* Exercise: Rewrite the items from the first line through the line containing "source-text-after: (STEO), March", inclusive, replacing "x-tick-label" with "x-axis-label" and leaving everything else unchanged.

* Data lines:
* * * * * * *

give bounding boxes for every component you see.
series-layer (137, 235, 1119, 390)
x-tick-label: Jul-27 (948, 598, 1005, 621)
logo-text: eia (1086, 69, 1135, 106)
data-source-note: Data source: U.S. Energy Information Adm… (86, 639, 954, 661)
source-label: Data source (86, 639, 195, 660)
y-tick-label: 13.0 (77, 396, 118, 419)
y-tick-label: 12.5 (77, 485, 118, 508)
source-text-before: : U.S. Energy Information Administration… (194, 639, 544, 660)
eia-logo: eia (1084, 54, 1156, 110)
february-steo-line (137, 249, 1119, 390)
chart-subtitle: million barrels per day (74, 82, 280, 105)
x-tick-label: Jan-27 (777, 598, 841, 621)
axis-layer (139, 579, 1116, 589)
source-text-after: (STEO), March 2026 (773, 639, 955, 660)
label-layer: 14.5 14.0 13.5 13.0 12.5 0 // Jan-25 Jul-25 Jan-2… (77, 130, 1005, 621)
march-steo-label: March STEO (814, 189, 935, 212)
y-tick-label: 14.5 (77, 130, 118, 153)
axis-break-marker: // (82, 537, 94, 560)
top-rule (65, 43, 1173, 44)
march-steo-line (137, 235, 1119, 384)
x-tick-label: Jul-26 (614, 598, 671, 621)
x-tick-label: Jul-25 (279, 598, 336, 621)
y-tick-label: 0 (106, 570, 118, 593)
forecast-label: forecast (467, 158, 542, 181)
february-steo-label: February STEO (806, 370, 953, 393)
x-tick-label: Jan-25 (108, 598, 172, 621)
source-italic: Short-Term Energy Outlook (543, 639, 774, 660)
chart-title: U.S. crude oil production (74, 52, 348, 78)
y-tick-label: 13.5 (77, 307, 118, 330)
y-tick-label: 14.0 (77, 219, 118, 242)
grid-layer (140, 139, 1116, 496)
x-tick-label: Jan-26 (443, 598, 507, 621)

* * * * * * *

* Problem solution:
give bounding boxes for every component you see.
series-layer (137, 235, 1119, 390)
x-axis-label: Jul-27 (948, 598, 1005, 621)
logo-text: eia (1086, 69, 1135, 106)
data-source-note: Data source: U.S. Energy Information Adm… (86, 639, 954, 661)
source-label: Data source (86, 639, 195, 660)
y-tick-label: 13.0 (77, 396, 118, 419)
y-tick-label: 12.5 (77, 485, 118, 508)
source-text-before: : U.S. Energy Information Administration… (194, 639, 544, 660)
eia-logo: eia (1084, 54, 1156, 110)
february-steo-line (137, 249, 1119, 390)
chart-subtitle: million barrels per day (74, 82, 280, 105)
x-axis-label: Jan-27 (777, 598, 841, 621)
axis-layer (139, 579, 1116, 589)
source-text-after: (STEO), March 2026 (773, 639, 955, 660)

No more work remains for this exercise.